* Aim
Copy each line of the data below with the word "screenshot".

* Data for processing
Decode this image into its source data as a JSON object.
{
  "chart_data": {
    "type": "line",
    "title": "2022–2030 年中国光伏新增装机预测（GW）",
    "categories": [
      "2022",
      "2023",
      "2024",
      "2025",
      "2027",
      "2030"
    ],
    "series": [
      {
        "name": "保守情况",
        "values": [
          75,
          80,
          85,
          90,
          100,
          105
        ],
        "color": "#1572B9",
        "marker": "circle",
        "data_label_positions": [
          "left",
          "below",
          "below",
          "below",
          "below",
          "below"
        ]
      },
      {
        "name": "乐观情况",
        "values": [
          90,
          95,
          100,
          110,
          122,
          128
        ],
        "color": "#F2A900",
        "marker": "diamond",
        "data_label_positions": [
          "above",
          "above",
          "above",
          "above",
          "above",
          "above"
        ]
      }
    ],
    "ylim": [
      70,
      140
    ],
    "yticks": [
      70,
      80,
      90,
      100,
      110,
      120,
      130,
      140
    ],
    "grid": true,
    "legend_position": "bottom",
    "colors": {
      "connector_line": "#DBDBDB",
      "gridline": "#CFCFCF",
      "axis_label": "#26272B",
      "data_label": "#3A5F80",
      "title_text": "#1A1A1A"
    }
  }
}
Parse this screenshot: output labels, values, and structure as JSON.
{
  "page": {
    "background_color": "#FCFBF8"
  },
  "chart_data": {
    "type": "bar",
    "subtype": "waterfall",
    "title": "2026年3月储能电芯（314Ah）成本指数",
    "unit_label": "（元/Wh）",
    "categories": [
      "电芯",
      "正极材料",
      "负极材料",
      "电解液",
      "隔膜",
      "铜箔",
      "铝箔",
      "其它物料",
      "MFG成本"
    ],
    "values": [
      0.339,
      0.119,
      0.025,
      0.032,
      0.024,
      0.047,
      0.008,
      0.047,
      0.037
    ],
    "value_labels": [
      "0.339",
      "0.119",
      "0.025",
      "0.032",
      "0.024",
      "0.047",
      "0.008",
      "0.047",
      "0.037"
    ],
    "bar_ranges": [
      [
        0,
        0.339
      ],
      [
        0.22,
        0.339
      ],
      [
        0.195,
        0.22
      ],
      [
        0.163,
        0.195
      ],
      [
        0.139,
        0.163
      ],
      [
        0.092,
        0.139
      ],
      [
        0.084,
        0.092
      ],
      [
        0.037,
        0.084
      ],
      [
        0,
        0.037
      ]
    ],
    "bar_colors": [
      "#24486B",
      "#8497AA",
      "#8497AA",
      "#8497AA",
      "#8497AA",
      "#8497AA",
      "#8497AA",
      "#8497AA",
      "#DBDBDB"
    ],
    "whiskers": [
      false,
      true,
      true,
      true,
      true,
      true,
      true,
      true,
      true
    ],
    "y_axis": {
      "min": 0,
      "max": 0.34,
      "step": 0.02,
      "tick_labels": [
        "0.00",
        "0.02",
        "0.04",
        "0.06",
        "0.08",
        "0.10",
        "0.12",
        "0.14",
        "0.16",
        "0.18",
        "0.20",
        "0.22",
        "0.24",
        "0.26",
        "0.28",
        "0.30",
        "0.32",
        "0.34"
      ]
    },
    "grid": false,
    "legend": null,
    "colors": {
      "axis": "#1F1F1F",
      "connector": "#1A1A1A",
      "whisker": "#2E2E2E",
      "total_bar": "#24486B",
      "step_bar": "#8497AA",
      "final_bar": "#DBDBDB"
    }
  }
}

==

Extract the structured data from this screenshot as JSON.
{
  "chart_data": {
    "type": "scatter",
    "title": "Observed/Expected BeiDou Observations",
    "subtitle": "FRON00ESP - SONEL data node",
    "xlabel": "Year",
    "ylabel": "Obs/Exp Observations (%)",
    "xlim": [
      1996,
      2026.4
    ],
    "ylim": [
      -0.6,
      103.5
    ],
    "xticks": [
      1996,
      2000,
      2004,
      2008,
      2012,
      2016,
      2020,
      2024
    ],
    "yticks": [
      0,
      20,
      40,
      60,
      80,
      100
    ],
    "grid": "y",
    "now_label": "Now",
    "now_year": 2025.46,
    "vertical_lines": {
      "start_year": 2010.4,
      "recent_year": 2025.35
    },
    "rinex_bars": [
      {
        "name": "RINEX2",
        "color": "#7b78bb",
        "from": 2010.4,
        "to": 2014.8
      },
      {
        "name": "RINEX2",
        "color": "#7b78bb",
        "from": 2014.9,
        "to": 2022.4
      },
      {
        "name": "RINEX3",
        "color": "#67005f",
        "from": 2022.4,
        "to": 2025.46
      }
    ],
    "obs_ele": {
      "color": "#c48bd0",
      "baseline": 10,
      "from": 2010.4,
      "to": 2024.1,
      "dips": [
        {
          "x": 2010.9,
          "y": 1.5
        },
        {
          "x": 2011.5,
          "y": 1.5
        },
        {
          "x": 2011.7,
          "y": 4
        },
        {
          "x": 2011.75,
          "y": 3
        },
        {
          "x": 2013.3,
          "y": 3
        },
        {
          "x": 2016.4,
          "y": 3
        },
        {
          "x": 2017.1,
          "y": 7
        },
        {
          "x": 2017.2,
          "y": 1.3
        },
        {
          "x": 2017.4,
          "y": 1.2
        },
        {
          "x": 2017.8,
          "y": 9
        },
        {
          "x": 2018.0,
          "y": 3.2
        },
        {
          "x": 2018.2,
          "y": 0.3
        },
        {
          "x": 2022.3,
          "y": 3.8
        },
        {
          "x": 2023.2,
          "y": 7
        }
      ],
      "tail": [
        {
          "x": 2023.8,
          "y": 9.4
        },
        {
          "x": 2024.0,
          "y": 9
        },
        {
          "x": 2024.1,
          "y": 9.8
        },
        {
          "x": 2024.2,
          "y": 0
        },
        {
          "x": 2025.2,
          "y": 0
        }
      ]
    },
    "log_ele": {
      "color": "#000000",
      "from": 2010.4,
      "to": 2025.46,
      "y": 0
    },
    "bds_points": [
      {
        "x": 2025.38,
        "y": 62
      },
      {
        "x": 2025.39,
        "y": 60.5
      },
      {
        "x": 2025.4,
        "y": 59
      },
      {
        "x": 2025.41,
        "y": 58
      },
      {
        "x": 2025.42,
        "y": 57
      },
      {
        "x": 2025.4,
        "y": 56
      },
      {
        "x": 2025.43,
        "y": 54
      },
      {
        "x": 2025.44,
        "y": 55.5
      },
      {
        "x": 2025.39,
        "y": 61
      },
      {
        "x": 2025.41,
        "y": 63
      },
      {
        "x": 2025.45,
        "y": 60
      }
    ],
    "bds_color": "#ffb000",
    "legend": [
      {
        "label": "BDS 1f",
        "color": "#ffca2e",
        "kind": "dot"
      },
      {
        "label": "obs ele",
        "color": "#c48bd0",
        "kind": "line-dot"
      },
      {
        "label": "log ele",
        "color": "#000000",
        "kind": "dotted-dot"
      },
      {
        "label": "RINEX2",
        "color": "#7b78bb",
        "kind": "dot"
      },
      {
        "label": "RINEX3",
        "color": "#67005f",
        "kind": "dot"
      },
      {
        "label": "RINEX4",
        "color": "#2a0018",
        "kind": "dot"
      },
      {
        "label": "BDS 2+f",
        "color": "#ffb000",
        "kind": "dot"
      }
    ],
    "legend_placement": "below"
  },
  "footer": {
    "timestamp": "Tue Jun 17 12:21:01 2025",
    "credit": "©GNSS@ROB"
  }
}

---

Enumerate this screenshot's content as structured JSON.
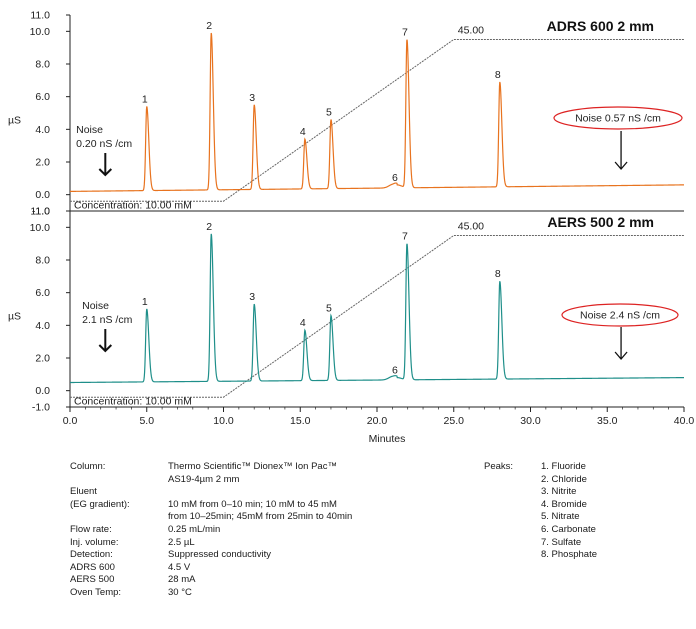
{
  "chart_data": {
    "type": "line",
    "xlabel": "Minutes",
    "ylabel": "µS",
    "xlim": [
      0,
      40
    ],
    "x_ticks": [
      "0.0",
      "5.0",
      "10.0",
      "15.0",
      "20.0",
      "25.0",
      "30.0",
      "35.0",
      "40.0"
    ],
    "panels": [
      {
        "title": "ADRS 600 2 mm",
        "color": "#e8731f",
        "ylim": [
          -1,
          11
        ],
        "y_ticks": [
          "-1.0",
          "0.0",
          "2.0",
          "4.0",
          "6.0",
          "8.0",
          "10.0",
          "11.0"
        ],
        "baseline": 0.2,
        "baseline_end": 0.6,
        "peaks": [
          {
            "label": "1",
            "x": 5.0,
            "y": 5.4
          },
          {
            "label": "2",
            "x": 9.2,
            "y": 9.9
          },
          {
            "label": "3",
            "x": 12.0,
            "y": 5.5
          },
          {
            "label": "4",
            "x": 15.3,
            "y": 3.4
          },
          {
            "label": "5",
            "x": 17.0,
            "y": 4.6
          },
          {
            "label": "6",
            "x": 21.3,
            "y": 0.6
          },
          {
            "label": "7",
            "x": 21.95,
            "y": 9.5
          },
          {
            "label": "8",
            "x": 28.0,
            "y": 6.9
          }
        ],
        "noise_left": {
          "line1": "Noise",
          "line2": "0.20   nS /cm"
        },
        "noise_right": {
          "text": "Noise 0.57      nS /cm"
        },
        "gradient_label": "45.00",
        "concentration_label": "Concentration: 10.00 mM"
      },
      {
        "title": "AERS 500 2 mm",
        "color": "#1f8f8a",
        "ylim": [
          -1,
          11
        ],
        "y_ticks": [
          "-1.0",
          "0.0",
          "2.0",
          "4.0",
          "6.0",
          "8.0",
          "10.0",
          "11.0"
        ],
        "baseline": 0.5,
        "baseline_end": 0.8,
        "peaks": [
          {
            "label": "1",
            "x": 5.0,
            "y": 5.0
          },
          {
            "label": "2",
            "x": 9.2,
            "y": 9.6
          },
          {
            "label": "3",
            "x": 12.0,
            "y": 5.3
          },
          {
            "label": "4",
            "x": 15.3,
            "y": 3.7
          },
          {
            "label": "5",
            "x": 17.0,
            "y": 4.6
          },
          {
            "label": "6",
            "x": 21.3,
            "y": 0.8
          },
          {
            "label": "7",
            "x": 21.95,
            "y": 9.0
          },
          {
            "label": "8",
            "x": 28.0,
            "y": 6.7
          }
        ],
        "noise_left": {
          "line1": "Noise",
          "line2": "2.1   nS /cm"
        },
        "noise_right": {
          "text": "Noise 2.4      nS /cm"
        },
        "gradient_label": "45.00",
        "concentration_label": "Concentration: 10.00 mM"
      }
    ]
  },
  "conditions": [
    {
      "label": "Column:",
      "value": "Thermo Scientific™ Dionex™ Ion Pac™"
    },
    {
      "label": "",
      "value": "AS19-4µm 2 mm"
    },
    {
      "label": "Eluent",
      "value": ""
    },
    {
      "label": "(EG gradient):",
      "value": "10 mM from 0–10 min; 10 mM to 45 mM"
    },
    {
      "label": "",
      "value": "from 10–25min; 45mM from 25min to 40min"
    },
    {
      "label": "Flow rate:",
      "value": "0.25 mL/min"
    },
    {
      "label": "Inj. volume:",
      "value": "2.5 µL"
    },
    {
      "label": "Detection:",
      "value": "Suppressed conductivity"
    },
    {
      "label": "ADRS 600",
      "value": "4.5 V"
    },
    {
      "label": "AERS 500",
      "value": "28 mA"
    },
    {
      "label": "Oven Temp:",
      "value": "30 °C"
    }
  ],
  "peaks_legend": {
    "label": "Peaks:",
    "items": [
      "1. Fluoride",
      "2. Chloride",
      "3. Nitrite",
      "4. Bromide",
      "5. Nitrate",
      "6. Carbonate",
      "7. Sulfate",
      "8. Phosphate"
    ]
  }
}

* Complete output
Parse this screenshot: output labels, values, and structure as JSON.
Extract the structured data from this screenshot as JSON.
Enumerate this screenshot's content as structured JSON.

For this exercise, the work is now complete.